▶ _EXERCISE DESCRIPTION_
Repeat everything in the material exactly.

Saved entries
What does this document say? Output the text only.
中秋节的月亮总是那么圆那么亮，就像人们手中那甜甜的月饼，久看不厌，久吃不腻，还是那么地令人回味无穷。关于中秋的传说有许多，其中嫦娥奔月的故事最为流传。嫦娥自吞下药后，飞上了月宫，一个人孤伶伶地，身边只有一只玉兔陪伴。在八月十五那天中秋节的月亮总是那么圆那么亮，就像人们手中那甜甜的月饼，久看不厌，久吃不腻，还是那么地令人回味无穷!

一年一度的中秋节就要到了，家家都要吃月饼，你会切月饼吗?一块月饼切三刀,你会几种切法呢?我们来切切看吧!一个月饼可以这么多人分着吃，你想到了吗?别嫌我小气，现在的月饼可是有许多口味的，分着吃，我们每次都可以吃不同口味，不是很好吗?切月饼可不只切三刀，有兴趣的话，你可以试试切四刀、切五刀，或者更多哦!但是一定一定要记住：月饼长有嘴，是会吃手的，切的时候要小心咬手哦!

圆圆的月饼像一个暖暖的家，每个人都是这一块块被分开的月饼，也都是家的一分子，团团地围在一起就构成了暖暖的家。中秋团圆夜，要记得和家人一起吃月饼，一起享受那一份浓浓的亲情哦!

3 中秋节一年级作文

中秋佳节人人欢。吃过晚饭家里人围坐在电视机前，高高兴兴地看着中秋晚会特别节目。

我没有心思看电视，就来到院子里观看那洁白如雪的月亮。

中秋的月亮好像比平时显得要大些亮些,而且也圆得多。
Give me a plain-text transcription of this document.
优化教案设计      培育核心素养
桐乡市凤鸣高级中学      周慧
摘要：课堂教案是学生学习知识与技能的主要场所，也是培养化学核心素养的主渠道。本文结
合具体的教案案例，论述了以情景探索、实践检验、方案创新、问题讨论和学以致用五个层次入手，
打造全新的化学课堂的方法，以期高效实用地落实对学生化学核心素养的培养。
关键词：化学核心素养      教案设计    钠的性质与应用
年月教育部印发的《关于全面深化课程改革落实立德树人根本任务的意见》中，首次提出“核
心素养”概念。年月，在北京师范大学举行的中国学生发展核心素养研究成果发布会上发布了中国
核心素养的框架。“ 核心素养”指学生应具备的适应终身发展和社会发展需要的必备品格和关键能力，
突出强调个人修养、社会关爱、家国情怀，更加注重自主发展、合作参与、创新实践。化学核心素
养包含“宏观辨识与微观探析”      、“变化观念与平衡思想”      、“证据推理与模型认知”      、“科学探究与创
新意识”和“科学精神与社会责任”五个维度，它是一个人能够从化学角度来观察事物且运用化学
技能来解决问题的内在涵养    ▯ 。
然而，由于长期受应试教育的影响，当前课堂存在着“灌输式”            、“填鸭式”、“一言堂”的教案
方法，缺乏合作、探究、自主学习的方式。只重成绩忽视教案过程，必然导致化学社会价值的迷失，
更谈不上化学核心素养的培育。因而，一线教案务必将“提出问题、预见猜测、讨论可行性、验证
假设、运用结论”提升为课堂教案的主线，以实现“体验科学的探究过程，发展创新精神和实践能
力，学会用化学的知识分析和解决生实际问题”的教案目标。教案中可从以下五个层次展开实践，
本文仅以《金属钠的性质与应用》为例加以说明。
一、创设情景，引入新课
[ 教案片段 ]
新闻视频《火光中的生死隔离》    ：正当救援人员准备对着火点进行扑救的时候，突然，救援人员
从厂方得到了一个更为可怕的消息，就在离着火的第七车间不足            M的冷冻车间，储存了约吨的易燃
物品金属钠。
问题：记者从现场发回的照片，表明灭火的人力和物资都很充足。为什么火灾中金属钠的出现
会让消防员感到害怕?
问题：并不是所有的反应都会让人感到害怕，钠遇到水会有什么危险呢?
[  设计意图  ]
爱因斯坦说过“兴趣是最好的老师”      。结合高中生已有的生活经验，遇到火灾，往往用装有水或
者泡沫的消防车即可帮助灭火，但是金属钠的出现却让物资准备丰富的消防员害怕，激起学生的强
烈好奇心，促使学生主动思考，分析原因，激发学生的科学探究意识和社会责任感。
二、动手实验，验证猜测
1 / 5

▶ _OUTPUT_
What does this document say? Output the text only.
中秋节的月亮总是那么圆那么亮，就像人们手中那甜甜的月饼，久看不厌，久吃不腻，还是那么地令人回味无穷。关于中秋的传说有许多，其中嫦娥奔月的故事最为流传。嫦娥自吞下药后，飞上了月宫，一个人孤伶伶地，身边只有一只玉兔陪伴。在八月十五那天中秋节的月亮总是那么圆那么亮，就像人们手中那甜甜的月饼，久看不厌，久吃不腻，还是那么地令人回味无穷!

一年一度的中秋节就要到了，家家都要吃月饼，你会切月饼吗?一块月饼切三刀,你会几种切法呢?我们来切切看吧!一个月饼可以这么多人分着吃，你想到了吗?别嫌我小气，现在的月饼可是有许多口味的，分着吃，我们每次都可以吃不同口味，不是很好吗?切月饼可不只切三刀，有兴趣的话，你可以试试切四刀、切五刀，或者更多哦!但是一定一定要记住：月饼长有嘴，是会吃手的，切的时候要小心咬手哦!

圆圆的月饼像一个暖暖的家，每个人都是这一块块被分开的月饼，也都是家的一分子，团团地围在一起就构成了暖暖的家。中秋团圆夜，要记得和家人一起吃月饼，一起享受那一份浓浓的亲情哦!

3 中秋节一年级作文

中秋佳节人人欢。吃过晚饭家里人围坐在电视机前，高高兴兴地看着中秋晚会特别节目。

我没有心思看电视，就来到院子里观看那洁白如雪的月亮。

中秋的月亮好像比平时显得要大些亮些,而且也圆得多。
Give me a plain-text transcription of this document.
优化教案设计      培育核心素养
桐乡市凤鸣高级中学      周慧
摘要：课堂教案是学生学习知识与技能的主要场所，也是培养化学核心素养的主渠道。本文结
合具体的教案案例，论述了以情景探索、实践检验、方案创新、问题讨论和学以致用五个层次入手，
打造全新的化学课堂的方法，以期高效实用地落实对学生化学核心素养的培养。
关键词：化学核心素养      教案设计    钠的性质与应用
年月教育部印发的《关于全面深化课程改革落实立德树人根本任务的意见》中，首次提出“核
心素养”概念。年月，在北京师范大学举行的中国学生发展核心素养研究成果发布会上发布了中国
核心素养的框架。“ 核心素养”指学生应具备的适应终身发展和社会发展需要的必备品格和关键能力，
突出强调个人修养、社会关爱、家国情怀，更加注重自主发展、合作参与、创新实践。化学核心素
养包含“宏观辨识与微观探析”      、“变化观念与平衡思想”      、“证据推理与模型认知”      、“科学探究与创
新意识”和“科学精神与社会责任”五个维度，它是一个人能够从化学角度来观察事物且运用化学
技能来解决问题的内在涵养    ▯ 。
然而，由于长期受应试教育的影响，当前课堂存在着“灌输式”            、“填鸭式”、“一言堂”的教案
方法，缺乏合作、探究、自主学习的方式。只重成绩忽视教案过程，必然导致化学社会价值的迷失，
更谈不上化学核心素养的培育。因而，一线教案务必将“提出问题、预见猜测、讨论可行性、验证
假设、运用结论”提升为课堂教案的主线，以实现“体验科学的探究过程，发展创新精神和实践能
力，学会用化学的知识分析和解决生实际问题”的教案目标。教案中可从以下五个层次展开实践，
本文仅以《金属钠的性质与应用》为例加以说明。
一、创设情景，引入新课
[ 教案片段 ]
新闻视频《火光中的生死隔离》    ：正当救援人员准备对着火点进行扑救的时候，突然，救援人员
从厂方得到了一个更为可怕的消息，就在离着火的第七车间不足            M的冷冻车间，储存了约吨的易燃
物品金属钠。
问题：记者从现场发回的照片，表明灭火的人力和物资都很充足。为什么火灾中金属钠的出现
会让消防员感到害怕?
问题：并不是所有的反应都会让人感到害怕，钠遇到水会有什么危险呢?
[  设计意图  ]
爱因斯坦说过“兴趣是最好的老师”      。结合高中生已有的生活经验，遇到火灾，往往用装有水或
者泡沫的消防车即可帮助灭火，但是金属钠的出现却让物资准备丰富的消防员害怕，激起学生的强
烈好奇心，促使学生主动思考，分析原因，激发学生的科学探究意识和社会责任感。
二、动手实验，验证猜测
1 / 5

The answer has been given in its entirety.